问题
I'm writing a program in prolog that count the number of occurrences of a number in a list
count([],X,0).
count([X|T],X,Y):- count(T,X,Z), Y is 1+Z.
count([_|T],X,Z):- count(T,X,Z).
and this is the output
?- count([2,23,3,45,23,44,-20],X,Y).
X = 2,
Y = 1 ;
X = 23,
Y = 2 ;
X = 23,
Y = 1 ;
X = 3,
Y = 1 ;
X = 45,
Y = 1 ;
X = 23,
Y = 1 ;
X = 44,
Y = 1 ;
X = -20,
Y = 1 ;
false.
it's count the same number several times
Any help is appreciated
回答1:
Instead of the dummy variable _ just use another variable X1 and ensure it does not unify with X.
count([],X,0).
count([X|T],X,Y):- count(T,X,Z), Y is 1+Z.
count([X1|T],X,Z):- X1\=X,count(T,X,Z).
However note that the second argument X is supposed to be instantiated. So e.g. count([2,23,3,45,23,44,-20],23,C) will unify C with 2. If you want the count for every element use
:- use_module(library(lists)).
count([],X,0).
count([X|T],X,Y):- count(T,X,Z), Y is 1+Z.

Records from a data source ::
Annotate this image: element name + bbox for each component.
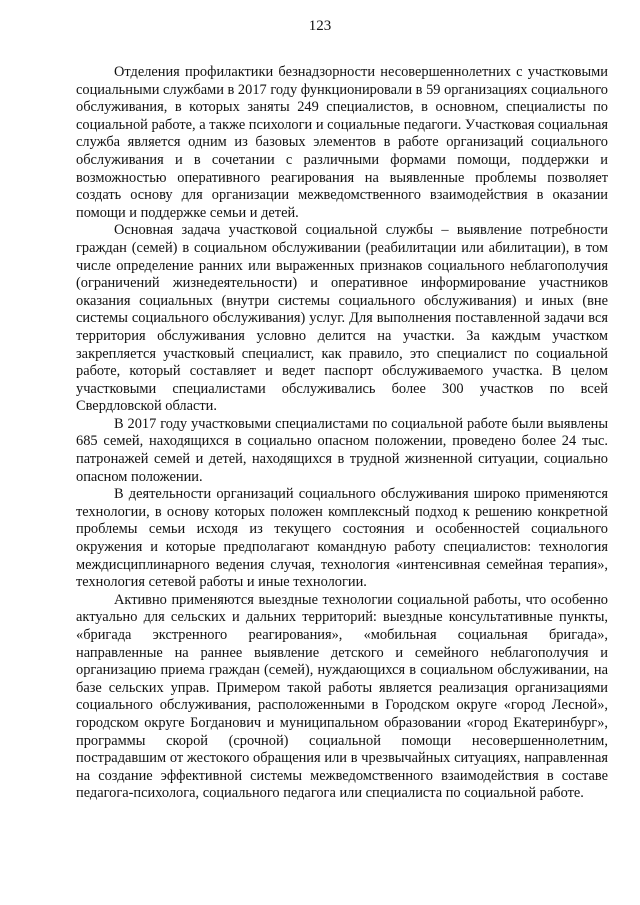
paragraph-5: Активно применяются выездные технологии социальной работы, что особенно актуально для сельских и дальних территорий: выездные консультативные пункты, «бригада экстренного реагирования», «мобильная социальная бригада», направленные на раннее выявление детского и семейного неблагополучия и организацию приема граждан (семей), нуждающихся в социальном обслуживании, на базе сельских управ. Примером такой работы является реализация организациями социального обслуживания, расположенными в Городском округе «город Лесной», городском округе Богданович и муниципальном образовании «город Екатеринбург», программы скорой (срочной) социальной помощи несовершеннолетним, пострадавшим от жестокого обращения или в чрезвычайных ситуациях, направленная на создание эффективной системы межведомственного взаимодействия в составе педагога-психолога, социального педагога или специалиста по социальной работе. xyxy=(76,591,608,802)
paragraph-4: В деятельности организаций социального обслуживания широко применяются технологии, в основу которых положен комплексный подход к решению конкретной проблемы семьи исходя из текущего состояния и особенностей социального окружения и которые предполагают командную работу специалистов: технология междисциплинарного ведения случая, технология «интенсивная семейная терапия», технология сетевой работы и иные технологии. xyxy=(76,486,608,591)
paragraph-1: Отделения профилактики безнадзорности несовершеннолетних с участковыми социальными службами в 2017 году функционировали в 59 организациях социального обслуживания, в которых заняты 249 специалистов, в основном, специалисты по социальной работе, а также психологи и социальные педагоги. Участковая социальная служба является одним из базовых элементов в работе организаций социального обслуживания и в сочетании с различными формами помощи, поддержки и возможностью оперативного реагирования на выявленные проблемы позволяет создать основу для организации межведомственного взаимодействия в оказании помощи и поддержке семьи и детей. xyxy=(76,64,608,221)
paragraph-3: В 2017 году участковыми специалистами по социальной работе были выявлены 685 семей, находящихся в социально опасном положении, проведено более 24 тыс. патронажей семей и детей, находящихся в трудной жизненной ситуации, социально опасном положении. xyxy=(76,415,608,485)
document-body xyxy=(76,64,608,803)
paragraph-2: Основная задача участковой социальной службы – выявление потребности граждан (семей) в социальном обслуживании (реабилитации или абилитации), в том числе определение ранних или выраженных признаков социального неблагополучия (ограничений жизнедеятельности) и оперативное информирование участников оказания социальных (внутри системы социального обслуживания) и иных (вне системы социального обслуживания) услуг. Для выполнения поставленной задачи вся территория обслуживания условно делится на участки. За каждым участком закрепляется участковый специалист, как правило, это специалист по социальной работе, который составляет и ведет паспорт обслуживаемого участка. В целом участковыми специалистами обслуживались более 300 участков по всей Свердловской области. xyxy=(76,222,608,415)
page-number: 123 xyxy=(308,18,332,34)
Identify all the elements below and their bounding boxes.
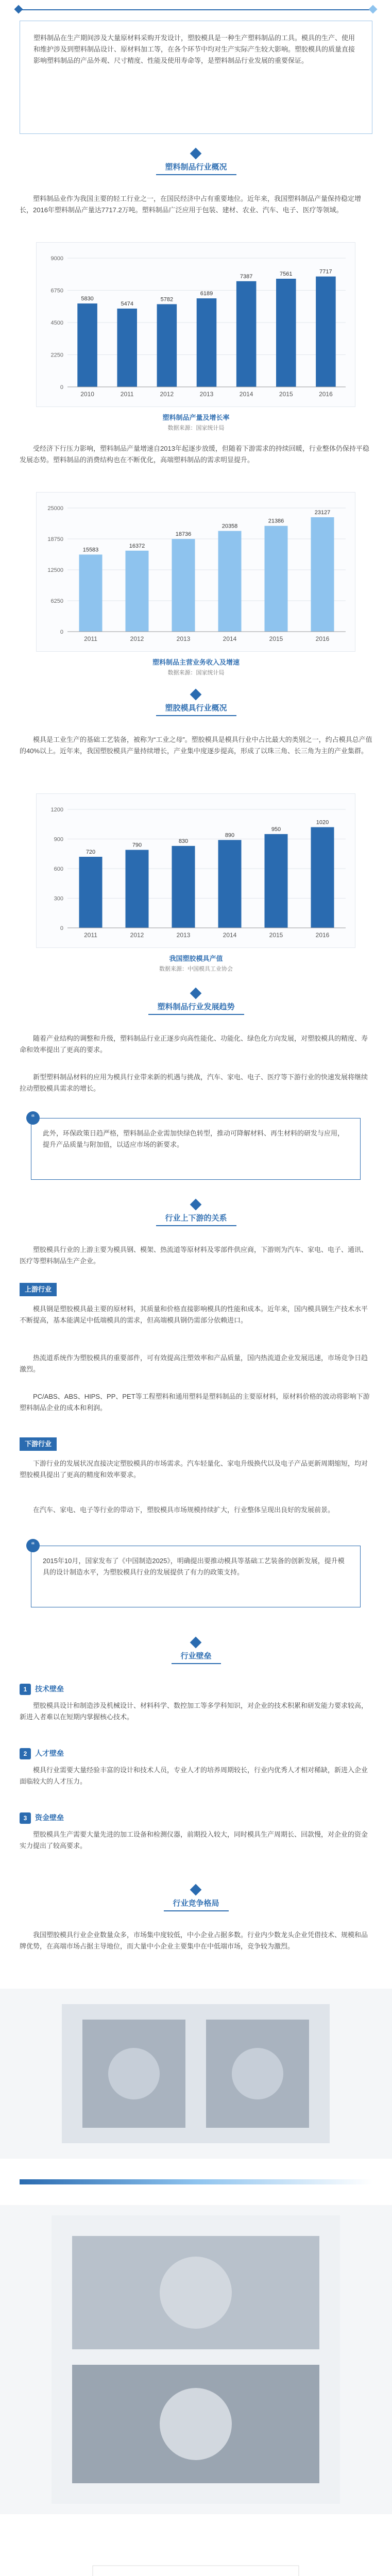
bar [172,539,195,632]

Required task :: Carry on the Prolog thread about counting how often a number occurs in a list, starting right after its last line.

In response ::
count([X1|T],X,Z):- X1\=X,count(T,X,Z).
countall(List,X,C) :-
sort(List,List1),
member(X,List1),
count(List,X,C).
Then you get
?- countall([2,23,3,45,23,44,-20],X,Y).
X = -20,
Y = 1 ? ;
X = 2,
Y = 1 ? ;
X = 3,
Y = 1 ? ;
X = 23,
Y = 2 ? ;
X = 44,
Y = 1 ? ;
X = 45,
Y = 1 ? ;
no
回答2:
You can also use the include predicate:
count(L, E, N) :-
include(=(E), L, L2), length(L2, N).
回答3:
ocr(X,[],0):- !.
ocr(X,[Element|Rs],V):- X = Element -> ocr(X,Rs,Ocr), V is 1+ Ocr; ocr(X,Rs,V).
I did it like that. That gives you only one answer and finishes.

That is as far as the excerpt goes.